**Short task**
List all the lines in these records that hold "Rundweg".

(Records)
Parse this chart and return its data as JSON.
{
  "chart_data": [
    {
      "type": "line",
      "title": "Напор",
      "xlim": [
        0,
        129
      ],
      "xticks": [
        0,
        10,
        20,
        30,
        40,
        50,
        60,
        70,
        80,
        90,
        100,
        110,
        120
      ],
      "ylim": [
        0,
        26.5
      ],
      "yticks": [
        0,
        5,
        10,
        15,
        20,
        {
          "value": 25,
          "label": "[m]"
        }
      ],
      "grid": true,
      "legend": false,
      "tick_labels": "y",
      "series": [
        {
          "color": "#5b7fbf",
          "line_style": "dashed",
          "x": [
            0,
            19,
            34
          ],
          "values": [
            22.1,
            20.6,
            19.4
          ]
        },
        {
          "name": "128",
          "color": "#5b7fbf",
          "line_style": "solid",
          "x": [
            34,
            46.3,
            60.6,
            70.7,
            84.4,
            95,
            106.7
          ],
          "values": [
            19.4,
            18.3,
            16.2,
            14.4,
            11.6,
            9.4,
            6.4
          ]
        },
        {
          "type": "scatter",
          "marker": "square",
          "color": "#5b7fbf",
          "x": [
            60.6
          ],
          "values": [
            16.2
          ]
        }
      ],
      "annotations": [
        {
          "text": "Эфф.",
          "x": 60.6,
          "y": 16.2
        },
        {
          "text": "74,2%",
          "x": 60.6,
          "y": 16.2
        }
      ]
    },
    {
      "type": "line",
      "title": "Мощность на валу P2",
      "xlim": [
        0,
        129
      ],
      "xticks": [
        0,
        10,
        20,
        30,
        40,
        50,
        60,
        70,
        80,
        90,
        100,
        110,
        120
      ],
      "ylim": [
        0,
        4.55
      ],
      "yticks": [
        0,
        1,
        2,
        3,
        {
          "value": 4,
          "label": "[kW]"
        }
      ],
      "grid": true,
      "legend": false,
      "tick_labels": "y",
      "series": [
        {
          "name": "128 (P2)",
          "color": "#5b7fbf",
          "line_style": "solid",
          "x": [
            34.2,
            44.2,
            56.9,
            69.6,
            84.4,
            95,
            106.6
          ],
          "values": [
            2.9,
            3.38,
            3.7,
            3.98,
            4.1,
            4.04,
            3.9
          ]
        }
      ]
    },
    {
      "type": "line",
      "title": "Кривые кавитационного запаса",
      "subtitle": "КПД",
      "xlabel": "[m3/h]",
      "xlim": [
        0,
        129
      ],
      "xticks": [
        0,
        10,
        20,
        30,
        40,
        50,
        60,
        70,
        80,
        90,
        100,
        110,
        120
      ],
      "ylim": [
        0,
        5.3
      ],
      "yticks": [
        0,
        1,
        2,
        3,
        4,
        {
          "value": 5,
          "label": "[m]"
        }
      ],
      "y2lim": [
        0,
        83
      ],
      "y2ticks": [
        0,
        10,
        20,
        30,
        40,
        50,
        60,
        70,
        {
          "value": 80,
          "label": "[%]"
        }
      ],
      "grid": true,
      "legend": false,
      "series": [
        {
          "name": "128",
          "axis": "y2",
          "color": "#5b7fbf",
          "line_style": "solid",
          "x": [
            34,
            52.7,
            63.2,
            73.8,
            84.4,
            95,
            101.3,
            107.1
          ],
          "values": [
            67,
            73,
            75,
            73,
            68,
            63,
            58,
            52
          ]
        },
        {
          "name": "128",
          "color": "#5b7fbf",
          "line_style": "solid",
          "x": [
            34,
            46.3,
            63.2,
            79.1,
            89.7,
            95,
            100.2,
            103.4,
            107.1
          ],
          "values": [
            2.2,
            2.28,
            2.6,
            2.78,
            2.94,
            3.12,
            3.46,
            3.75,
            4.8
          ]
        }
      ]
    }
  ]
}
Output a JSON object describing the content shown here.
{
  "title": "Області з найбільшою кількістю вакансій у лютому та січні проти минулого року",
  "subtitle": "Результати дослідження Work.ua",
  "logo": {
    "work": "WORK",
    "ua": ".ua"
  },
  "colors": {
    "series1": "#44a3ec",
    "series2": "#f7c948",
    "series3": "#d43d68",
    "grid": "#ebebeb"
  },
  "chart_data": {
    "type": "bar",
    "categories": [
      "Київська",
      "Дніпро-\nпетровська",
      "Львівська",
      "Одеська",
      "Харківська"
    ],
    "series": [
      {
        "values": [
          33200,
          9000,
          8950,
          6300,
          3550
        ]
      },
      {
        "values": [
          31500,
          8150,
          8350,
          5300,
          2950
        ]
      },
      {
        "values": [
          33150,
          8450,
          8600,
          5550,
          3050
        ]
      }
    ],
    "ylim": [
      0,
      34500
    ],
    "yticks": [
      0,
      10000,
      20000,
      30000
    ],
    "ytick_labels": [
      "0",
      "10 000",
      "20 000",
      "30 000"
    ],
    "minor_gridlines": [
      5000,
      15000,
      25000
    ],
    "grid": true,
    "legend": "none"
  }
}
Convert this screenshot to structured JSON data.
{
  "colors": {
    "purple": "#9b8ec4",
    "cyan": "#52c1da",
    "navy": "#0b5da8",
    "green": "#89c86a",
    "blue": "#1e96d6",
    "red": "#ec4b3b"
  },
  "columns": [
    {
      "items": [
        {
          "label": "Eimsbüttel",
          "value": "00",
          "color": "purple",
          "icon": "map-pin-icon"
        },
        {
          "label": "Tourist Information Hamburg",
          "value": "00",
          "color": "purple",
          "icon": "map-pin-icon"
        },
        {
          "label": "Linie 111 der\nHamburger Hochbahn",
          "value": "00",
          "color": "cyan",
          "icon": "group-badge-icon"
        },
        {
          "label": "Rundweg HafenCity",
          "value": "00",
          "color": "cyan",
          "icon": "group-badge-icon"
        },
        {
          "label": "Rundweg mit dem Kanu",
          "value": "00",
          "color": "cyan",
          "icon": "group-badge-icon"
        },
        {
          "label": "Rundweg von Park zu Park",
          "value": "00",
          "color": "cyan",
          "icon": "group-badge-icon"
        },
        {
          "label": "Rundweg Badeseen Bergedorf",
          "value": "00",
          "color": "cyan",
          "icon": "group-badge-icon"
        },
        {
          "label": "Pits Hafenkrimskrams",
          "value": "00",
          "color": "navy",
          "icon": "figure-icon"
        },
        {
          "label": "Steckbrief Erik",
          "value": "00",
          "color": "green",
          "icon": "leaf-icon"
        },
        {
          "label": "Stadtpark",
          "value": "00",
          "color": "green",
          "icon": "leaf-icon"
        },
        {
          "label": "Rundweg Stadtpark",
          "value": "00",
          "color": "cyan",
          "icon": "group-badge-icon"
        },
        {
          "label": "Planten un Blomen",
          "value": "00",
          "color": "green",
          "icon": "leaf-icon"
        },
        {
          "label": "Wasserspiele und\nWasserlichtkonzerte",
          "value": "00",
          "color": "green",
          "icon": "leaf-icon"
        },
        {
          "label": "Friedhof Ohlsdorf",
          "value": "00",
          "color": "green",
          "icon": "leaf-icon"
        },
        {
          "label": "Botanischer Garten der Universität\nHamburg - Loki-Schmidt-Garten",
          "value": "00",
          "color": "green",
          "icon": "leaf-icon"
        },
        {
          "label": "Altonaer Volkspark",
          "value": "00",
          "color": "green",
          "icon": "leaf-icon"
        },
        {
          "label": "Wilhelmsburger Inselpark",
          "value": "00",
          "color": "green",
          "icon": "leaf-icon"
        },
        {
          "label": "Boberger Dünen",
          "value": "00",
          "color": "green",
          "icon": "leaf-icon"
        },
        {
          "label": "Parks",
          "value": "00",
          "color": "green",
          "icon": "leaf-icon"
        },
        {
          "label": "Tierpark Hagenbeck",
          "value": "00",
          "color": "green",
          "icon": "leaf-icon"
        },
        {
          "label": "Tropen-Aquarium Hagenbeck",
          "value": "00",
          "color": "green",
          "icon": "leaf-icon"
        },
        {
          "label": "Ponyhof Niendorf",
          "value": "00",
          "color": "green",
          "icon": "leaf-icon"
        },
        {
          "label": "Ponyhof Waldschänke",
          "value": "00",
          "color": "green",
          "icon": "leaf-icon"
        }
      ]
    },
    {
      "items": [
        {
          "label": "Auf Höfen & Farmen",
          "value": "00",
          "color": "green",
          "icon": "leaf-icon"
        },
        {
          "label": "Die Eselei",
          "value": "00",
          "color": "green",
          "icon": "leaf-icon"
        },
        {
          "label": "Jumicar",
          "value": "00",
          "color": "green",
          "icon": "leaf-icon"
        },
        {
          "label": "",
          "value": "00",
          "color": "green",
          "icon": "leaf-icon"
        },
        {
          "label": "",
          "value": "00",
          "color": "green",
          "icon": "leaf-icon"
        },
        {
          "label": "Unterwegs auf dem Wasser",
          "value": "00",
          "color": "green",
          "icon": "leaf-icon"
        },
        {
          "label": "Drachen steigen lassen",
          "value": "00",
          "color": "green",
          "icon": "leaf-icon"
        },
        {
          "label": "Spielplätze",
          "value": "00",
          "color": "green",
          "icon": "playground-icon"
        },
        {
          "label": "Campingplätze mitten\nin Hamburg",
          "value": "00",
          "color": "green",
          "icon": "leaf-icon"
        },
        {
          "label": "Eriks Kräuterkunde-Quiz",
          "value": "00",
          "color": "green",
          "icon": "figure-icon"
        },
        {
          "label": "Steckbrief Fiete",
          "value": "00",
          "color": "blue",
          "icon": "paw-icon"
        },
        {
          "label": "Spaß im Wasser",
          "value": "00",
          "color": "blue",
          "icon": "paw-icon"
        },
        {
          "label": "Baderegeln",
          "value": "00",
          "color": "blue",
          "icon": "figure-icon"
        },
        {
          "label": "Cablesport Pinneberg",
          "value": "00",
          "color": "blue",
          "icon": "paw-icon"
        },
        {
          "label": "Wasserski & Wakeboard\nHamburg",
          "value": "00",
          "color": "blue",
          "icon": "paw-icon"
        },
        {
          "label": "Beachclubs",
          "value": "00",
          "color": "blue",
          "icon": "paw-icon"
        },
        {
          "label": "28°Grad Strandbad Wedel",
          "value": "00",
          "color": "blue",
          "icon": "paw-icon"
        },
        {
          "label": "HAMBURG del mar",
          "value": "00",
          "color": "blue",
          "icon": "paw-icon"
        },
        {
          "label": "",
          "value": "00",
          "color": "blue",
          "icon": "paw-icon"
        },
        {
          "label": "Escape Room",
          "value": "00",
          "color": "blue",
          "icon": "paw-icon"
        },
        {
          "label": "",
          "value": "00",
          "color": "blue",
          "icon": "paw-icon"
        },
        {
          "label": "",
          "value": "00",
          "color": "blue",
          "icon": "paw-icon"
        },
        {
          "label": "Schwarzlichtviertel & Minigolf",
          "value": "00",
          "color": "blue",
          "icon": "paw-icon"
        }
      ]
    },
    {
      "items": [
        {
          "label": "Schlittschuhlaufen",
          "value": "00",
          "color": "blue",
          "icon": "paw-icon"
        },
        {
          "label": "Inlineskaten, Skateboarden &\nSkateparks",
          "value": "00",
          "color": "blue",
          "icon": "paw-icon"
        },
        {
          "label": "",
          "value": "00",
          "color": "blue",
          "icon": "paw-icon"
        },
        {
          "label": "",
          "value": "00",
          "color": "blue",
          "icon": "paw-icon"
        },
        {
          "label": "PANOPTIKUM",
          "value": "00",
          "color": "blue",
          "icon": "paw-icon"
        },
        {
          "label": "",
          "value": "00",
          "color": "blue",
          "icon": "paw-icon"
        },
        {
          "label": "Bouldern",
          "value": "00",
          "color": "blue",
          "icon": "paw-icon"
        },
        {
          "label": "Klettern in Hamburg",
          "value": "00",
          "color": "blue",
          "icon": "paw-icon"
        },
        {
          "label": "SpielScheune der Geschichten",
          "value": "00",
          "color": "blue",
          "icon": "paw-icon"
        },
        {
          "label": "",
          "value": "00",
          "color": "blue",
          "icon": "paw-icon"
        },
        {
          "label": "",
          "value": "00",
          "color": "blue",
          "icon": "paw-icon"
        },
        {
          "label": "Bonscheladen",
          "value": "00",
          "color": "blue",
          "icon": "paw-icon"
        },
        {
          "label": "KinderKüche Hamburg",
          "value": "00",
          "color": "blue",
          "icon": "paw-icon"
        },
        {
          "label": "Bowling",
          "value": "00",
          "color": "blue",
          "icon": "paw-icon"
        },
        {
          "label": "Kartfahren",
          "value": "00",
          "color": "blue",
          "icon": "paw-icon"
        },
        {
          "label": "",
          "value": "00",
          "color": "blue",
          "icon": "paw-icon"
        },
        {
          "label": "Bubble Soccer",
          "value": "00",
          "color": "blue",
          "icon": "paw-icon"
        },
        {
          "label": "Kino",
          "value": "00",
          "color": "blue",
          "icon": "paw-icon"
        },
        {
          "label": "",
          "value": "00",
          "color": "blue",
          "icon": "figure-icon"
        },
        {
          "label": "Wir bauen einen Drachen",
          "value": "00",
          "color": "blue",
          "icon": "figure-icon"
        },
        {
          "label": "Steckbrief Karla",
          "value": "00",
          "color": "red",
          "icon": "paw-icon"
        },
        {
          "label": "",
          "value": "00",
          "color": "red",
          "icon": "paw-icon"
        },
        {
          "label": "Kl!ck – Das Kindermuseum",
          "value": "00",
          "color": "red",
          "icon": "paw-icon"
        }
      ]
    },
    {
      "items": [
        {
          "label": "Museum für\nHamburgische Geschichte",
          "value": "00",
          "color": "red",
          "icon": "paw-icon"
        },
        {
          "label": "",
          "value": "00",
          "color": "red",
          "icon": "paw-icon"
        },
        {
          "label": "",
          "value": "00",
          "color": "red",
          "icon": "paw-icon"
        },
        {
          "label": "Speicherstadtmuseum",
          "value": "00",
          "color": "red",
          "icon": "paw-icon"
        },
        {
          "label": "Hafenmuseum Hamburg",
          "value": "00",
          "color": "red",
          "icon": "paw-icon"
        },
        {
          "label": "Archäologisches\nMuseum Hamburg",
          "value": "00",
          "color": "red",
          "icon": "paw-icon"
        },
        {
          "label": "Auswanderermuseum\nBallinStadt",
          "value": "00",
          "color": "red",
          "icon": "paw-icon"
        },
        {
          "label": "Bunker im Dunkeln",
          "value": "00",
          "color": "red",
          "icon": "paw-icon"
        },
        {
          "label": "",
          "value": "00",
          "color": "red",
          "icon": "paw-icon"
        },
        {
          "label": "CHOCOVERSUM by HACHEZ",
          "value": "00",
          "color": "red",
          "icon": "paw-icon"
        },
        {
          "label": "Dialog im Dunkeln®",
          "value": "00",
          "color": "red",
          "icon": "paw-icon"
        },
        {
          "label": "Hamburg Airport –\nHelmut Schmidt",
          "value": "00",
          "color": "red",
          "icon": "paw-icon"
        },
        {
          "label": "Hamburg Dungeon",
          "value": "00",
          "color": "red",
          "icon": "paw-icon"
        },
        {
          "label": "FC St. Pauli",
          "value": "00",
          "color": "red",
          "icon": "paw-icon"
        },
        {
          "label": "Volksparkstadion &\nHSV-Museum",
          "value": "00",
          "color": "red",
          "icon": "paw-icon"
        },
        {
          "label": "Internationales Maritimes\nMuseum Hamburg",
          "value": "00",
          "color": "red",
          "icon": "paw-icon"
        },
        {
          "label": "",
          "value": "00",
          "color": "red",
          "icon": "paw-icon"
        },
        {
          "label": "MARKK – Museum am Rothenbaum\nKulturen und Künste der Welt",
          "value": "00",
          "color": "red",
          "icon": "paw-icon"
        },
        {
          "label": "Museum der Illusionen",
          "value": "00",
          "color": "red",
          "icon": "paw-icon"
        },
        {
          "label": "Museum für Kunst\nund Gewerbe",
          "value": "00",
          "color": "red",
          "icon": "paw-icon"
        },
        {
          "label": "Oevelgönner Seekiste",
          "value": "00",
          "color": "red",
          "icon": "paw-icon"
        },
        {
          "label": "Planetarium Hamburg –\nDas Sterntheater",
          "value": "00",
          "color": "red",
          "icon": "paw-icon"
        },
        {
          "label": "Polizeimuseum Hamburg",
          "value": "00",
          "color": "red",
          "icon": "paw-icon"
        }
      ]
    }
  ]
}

**Task response**
          "label": "Rundweg HafenCity",
          "label": "Rundweg mit dem Kanu",
          "label": "Rundweg von Park zu Park",
          "label": "Rundweg Badeseen Bergedorf",
          "label": "Rundweg Stadtpark",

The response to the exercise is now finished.